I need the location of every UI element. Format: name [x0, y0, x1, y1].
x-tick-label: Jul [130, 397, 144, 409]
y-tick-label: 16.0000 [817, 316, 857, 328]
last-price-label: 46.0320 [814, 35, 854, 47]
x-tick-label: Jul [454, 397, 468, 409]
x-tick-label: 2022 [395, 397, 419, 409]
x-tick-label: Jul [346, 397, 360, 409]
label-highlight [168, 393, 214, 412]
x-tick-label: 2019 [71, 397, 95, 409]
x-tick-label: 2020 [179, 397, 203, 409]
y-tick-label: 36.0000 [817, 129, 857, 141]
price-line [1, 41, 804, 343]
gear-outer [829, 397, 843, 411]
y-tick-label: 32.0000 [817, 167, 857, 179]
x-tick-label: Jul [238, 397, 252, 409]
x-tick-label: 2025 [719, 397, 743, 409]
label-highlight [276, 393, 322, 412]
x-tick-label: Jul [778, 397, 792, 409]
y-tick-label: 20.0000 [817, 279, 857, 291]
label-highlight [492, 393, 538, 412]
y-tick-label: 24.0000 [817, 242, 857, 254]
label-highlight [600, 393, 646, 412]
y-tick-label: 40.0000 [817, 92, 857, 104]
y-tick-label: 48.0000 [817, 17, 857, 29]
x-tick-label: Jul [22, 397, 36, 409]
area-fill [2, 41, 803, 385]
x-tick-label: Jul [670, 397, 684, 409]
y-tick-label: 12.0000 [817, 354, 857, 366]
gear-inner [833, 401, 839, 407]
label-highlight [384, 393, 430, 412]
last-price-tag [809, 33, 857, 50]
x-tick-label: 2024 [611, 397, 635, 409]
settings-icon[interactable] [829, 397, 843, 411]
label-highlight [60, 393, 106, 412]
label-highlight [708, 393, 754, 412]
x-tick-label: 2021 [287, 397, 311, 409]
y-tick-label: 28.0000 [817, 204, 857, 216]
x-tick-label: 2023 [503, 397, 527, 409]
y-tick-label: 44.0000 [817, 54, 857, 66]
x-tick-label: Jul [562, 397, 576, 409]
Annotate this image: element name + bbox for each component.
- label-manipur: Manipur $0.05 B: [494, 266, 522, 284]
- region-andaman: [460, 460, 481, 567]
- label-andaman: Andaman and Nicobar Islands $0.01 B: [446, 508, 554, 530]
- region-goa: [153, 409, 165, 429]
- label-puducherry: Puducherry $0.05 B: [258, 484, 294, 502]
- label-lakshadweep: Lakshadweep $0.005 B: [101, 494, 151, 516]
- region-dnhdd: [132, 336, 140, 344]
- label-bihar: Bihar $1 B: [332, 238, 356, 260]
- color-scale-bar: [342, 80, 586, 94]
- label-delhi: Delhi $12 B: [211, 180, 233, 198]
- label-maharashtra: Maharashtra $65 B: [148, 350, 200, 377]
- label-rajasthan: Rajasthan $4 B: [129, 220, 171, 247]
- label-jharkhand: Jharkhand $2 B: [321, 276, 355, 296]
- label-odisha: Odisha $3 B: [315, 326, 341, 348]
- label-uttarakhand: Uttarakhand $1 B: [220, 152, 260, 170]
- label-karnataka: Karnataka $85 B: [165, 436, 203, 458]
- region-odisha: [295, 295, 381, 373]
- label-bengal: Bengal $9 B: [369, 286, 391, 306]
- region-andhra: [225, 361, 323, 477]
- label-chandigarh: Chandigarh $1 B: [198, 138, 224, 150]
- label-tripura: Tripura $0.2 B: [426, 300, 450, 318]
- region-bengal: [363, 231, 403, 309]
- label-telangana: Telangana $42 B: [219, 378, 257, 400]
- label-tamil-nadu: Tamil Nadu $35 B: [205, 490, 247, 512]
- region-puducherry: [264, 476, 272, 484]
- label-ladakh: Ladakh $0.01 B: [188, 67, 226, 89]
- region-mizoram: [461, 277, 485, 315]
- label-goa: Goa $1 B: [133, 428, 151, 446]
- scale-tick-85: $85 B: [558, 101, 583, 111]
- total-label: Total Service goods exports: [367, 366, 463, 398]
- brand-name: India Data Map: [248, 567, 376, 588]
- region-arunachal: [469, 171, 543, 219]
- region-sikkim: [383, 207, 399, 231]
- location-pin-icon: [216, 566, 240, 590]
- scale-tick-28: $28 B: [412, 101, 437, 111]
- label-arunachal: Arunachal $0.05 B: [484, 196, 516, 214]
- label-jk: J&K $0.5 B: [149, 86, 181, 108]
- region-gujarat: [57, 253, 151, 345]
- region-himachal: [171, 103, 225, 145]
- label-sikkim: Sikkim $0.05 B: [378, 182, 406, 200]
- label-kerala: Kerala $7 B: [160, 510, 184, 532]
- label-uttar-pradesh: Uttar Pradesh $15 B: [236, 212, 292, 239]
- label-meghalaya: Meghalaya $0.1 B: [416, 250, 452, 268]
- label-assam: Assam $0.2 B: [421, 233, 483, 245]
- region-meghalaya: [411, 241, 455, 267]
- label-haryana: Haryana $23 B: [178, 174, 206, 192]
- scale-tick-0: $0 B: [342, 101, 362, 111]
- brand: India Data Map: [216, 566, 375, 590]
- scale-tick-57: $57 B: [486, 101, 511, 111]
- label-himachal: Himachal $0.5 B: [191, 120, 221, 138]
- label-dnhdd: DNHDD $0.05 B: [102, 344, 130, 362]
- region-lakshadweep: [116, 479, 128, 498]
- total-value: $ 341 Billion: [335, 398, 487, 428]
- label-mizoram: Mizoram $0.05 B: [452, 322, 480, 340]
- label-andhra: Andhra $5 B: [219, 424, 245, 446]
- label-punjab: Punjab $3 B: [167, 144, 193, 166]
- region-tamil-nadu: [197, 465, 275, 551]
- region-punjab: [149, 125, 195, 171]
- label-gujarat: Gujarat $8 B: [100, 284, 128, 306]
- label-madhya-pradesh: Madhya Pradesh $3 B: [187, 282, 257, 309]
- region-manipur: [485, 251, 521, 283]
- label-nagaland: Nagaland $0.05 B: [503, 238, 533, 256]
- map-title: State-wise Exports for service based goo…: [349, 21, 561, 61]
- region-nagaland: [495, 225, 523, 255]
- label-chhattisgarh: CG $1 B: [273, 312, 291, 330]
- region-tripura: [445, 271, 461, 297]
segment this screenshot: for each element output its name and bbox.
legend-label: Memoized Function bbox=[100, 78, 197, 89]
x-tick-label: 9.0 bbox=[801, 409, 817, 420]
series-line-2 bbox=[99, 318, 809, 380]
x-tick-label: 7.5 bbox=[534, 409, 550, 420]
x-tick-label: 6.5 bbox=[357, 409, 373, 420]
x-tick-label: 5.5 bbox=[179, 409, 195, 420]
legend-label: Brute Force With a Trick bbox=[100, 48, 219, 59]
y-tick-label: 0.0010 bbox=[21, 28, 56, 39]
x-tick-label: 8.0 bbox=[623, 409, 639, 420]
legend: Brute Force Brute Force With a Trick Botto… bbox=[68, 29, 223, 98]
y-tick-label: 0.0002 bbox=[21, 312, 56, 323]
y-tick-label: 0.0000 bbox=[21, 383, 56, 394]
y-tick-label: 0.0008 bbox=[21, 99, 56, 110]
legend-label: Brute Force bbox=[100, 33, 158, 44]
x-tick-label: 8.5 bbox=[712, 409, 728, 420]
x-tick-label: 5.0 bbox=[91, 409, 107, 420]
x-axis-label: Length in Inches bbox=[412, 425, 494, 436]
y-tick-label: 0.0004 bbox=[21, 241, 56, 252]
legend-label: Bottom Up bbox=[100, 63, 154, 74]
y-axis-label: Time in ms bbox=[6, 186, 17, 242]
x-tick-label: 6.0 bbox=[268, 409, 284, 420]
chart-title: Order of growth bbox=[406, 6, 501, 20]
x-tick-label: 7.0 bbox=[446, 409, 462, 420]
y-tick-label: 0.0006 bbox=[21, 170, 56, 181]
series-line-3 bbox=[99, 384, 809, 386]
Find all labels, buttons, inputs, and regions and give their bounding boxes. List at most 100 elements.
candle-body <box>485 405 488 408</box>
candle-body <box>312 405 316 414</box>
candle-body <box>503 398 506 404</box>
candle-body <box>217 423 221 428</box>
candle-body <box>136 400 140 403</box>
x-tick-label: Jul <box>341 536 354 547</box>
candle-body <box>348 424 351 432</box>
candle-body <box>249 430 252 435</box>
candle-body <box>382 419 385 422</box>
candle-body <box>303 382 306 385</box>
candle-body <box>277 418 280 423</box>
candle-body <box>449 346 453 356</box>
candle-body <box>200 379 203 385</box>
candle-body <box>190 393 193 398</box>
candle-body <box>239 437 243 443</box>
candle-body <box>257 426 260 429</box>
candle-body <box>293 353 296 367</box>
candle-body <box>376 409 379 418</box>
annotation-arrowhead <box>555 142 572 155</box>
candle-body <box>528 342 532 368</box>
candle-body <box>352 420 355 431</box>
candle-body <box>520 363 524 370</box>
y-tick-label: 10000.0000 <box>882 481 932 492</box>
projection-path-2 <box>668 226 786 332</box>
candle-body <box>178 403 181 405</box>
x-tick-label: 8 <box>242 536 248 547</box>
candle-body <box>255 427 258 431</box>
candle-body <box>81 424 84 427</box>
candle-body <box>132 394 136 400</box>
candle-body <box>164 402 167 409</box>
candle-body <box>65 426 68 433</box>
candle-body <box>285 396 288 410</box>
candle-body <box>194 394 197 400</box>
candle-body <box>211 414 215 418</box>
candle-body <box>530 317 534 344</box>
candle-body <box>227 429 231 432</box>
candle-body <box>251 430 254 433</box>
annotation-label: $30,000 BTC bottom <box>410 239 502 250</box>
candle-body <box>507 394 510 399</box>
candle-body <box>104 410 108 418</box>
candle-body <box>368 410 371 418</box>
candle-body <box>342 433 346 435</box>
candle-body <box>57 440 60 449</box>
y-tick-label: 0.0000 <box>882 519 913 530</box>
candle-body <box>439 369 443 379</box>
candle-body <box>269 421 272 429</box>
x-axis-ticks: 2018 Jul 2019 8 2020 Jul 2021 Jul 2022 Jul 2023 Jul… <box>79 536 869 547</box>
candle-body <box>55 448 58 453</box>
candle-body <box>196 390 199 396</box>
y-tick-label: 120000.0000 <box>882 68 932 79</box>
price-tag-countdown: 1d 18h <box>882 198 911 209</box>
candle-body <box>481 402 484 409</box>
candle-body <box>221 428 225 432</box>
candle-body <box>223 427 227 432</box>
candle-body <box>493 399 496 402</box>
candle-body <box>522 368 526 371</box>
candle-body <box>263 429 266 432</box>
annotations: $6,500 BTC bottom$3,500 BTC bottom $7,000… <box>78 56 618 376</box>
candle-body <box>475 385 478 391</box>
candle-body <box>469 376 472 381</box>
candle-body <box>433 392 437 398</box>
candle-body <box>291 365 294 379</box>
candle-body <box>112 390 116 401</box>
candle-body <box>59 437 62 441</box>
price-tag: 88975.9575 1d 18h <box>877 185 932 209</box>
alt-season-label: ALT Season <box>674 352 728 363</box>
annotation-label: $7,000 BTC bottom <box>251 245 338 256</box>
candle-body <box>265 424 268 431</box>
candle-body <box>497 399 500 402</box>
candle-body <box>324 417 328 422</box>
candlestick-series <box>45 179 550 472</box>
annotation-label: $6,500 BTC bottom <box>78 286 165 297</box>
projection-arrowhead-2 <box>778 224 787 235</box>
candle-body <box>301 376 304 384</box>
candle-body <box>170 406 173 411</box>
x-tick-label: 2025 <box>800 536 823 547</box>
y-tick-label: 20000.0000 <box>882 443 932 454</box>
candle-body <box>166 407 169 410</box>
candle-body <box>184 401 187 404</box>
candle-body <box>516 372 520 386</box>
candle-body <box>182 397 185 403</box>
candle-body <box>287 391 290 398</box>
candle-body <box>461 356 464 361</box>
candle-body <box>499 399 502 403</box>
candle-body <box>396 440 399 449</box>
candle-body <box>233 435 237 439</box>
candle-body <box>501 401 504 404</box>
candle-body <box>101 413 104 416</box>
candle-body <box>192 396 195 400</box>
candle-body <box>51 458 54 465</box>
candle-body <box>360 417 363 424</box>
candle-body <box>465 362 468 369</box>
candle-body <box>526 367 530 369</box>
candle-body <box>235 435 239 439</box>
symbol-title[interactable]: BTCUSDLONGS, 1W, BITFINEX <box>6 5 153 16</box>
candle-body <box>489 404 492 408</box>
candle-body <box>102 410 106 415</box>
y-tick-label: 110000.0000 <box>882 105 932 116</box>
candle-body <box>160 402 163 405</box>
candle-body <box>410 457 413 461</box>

▬▬▬▬▬▬▬▬▬▬

* **Exercise aim**: Pick out every line in the rows above that contains the string "gujarat", and copy each one in full.

* **Answer to the task**:
- region-gujarat: [57, 253, 151, 345]
- label-gujarat: Gujarat $8 B: [100, 284, 128, 306]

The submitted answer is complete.